-- start Data to use --

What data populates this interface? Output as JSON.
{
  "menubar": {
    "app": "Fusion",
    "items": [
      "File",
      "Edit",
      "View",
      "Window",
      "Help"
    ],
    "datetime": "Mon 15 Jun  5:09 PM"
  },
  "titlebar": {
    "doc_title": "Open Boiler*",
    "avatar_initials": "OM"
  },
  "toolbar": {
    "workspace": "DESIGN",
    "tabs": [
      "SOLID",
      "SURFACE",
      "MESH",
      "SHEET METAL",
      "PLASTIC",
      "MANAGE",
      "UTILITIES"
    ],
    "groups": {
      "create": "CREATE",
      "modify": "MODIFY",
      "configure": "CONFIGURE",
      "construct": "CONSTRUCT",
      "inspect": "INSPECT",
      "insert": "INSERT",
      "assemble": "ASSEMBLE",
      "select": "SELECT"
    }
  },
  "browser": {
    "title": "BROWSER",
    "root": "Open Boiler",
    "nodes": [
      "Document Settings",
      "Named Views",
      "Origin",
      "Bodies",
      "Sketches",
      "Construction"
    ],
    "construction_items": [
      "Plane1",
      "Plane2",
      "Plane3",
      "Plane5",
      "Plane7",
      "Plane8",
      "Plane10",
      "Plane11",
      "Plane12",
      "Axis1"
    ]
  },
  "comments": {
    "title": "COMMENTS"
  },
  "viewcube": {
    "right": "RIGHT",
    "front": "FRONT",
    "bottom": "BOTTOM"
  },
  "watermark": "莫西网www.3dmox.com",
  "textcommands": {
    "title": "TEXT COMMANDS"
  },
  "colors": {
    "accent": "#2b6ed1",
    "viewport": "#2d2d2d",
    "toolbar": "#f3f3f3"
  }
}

-- end Data to use --
-- start Data to use --

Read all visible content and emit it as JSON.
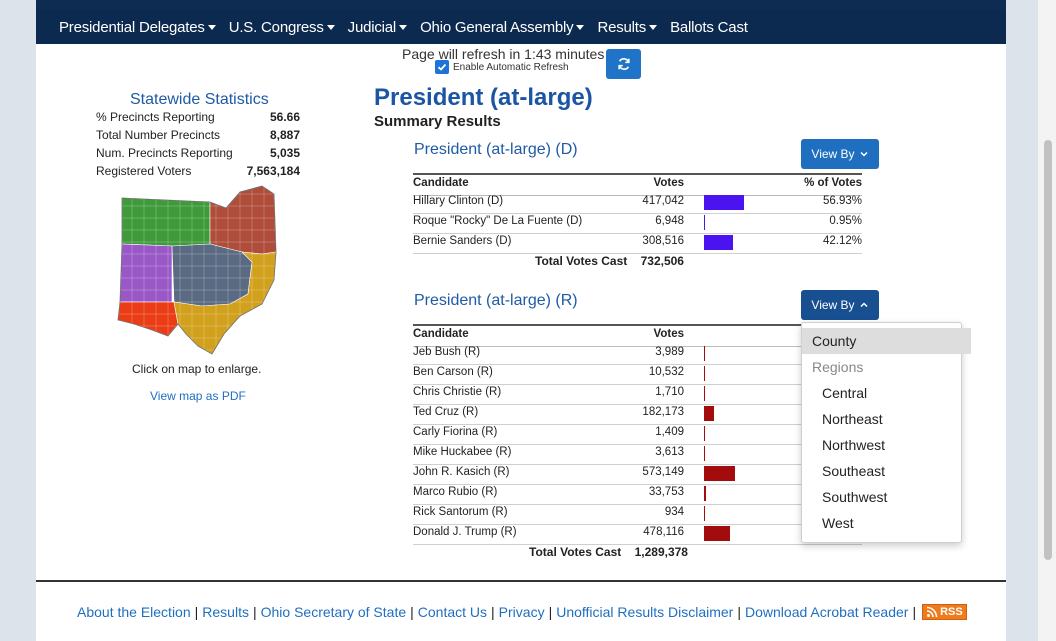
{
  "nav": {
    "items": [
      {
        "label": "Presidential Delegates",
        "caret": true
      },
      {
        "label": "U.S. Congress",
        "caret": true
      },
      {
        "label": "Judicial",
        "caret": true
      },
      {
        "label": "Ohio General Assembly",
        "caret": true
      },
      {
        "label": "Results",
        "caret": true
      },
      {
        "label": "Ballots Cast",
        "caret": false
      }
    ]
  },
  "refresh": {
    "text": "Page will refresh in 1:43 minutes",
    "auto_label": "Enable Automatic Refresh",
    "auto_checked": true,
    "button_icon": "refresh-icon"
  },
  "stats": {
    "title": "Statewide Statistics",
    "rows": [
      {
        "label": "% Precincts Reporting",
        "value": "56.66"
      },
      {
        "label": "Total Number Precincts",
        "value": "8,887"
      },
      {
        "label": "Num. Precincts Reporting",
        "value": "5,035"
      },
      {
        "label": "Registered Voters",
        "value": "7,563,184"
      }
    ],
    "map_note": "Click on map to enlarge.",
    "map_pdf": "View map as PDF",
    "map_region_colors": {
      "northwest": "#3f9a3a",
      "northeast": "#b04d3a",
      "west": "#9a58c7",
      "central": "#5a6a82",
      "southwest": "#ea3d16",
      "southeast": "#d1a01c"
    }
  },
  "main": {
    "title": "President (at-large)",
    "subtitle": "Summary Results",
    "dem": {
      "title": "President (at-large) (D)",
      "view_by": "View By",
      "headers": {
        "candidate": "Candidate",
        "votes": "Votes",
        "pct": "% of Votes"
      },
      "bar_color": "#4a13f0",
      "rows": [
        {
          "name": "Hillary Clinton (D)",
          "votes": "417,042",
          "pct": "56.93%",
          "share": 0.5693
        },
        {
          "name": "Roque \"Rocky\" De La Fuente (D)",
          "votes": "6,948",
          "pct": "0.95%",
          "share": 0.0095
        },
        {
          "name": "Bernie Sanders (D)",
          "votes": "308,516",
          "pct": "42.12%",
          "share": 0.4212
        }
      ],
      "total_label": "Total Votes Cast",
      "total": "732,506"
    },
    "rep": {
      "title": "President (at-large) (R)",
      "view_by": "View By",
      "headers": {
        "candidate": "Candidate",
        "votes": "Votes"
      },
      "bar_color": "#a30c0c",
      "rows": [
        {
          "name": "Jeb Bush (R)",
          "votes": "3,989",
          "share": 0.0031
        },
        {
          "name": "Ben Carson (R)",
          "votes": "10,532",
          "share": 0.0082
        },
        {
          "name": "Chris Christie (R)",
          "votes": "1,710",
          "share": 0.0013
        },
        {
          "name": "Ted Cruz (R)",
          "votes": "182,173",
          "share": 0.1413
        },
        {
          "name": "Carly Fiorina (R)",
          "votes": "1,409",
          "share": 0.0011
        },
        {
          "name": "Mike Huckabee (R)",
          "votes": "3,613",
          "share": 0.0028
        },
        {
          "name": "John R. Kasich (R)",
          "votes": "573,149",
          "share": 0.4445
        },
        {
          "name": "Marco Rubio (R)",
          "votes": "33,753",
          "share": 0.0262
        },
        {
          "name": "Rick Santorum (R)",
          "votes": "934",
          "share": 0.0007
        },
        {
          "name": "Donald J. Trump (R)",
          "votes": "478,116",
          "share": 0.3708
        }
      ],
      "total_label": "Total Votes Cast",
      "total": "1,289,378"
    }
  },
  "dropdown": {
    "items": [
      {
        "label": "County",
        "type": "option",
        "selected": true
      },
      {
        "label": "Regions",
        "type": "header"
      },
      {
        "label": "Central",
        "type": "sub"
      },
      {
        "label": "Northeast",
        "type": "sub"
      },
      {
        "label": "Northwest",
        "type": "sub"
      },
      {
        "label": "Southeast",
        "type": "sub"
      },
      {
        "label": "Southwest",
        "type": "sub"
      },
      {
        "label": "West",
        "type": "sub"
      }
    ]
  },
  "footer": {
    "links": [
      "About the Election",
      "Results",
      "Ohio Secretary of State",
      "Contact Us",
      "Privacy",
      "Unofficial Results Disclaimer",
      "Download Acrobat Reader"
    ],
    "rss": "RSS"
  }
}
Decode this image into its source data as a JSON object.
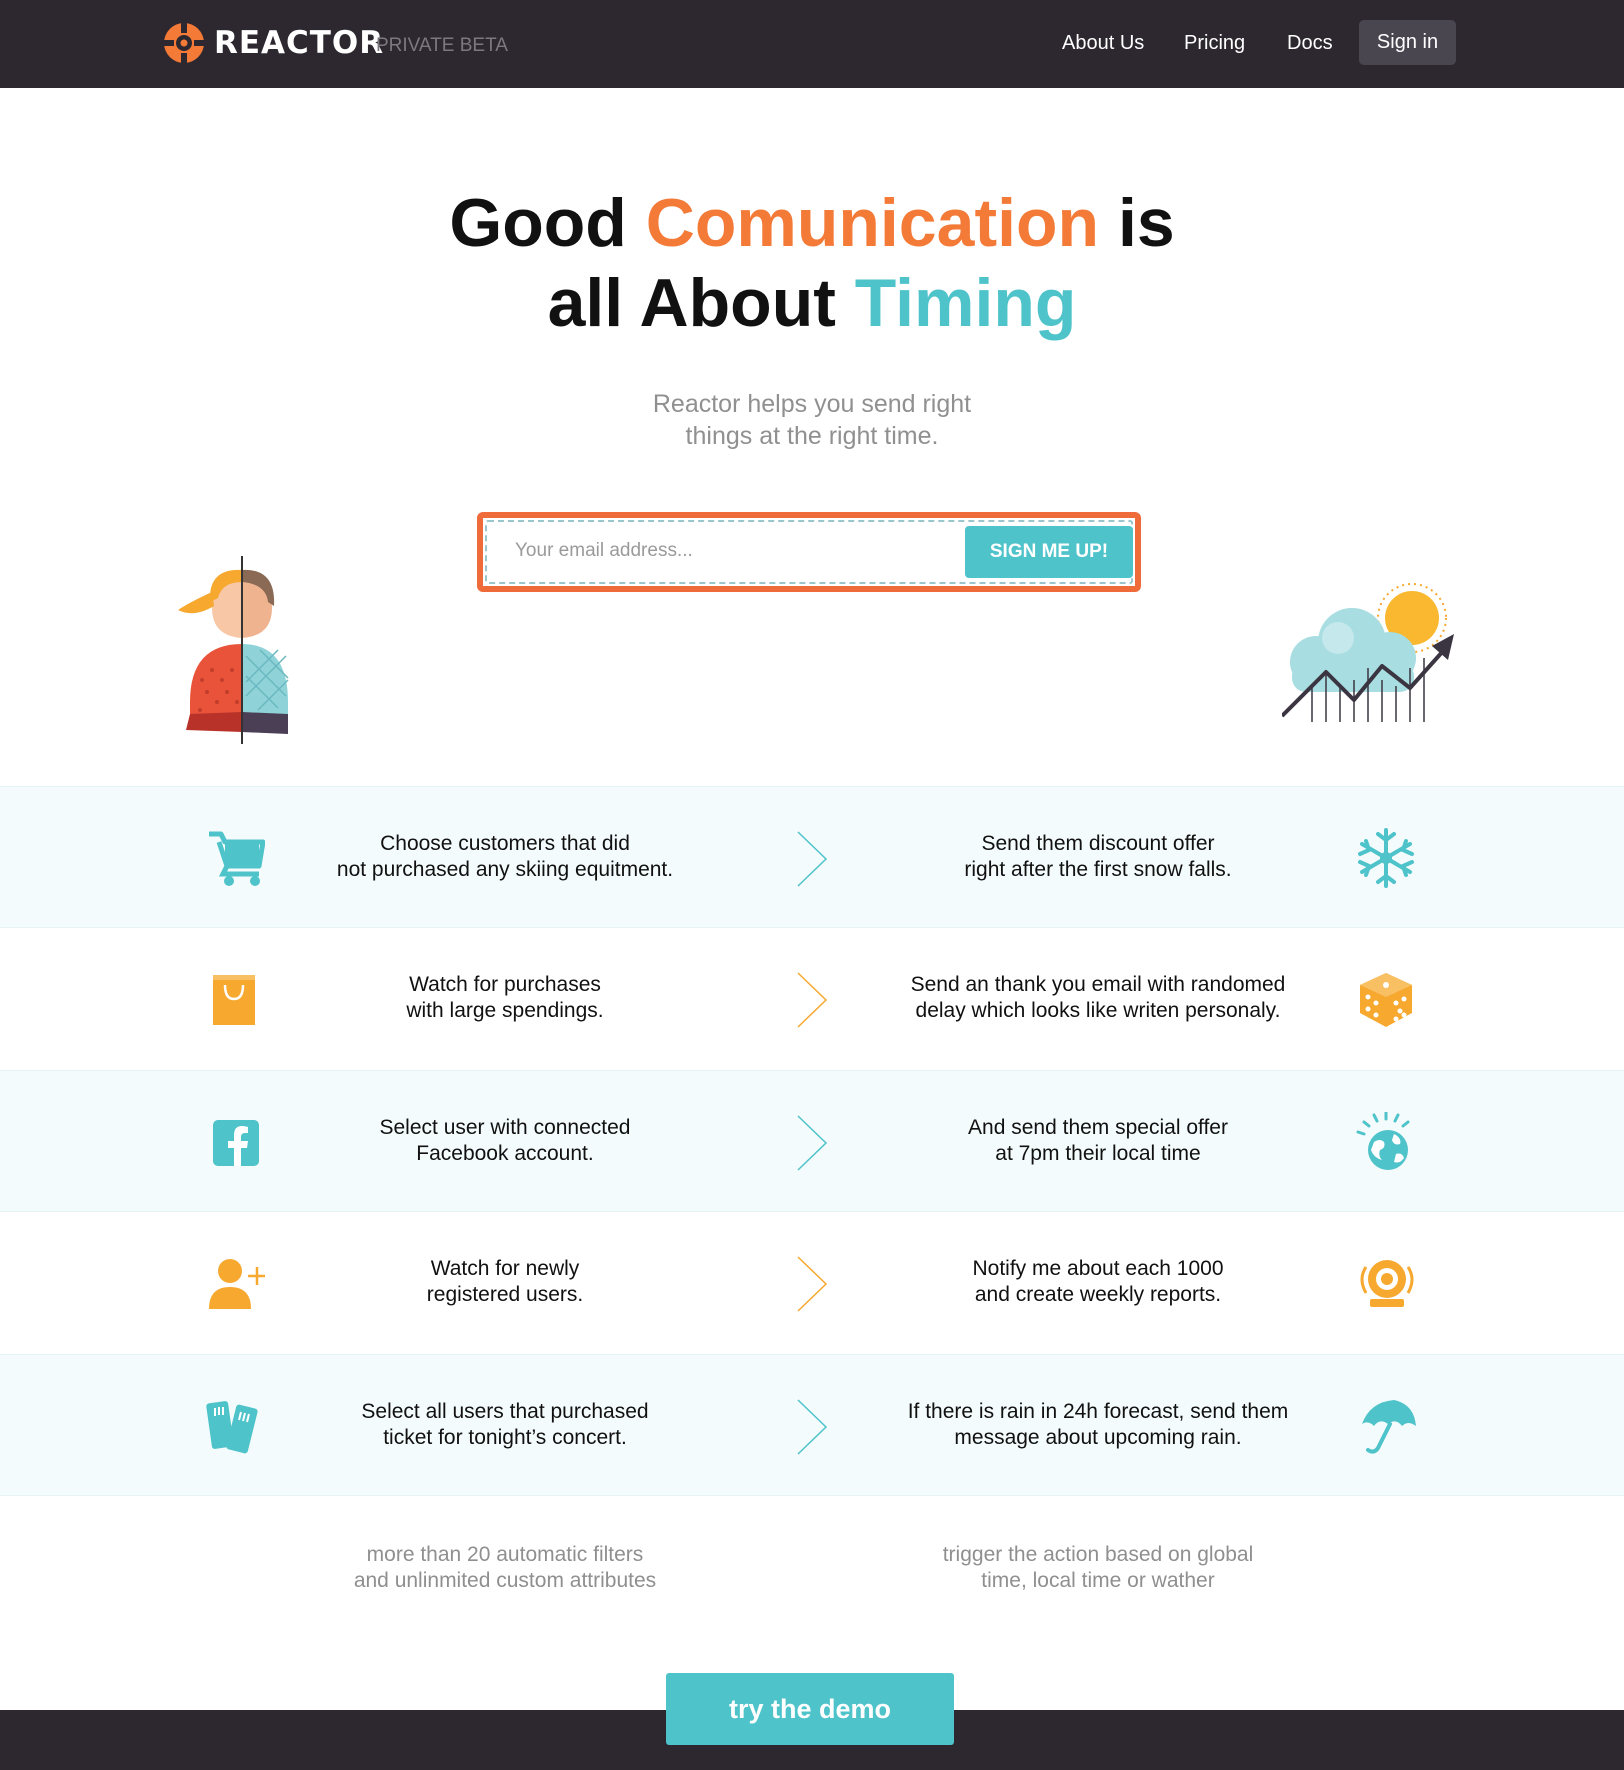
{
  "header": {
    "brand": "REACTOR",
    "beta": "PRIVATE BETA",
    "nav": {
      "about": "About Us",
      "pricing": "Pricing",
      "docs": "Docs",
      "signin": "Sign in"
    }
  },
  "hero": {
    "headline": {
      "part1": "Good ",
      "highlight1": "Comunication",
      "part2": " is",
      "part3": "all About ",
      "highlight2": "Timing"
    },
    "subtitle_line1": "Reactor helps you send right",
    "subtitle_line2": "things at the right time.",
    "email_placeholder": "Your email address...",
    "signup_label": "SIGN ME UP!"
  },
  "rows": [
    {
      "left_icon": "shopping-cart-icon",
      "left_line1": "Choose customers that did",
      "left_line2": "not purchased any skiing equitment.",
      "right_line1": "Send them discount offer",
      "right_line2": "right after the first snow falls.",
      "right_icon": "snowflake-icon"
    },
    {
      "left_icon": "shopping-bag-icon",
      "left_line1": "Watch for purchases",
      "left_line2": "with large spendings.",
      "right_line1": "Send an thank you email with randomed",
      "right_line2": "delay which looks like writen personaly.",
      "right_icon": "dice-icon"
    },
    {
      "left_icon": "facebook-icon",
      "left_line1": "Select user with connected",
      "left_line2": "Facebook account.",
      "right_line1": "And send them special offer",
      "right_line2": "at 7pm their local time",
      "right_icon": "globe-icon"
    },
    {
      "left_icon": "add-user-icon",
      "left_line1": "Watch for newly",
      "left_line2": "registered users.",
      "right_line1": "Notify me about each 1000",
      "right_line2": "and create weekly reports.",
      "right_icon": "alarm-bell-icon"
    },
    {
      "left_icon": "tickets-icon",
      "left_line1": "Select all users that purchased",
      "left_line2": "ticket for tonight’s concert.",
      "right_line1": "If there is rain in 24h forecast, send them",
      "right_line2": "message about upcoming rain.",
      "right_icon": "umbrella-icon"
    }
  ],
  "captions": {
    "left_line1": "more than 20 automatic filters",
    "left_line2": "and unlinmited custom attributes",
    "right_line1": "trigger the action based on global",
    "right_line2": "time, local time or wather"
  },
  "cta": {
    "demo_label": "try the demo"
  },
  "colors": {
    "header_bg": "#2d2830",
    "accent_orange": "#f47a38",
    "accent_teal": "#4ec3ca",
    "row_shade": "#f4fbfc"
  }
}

-- end Data to use --

▶ Exercise details:
Find each line holding the word "Boiler" and copy it.

▶ Solution to this exercise:
    "doc_title": "Open Boiler*",
    "root": "Open Boiler",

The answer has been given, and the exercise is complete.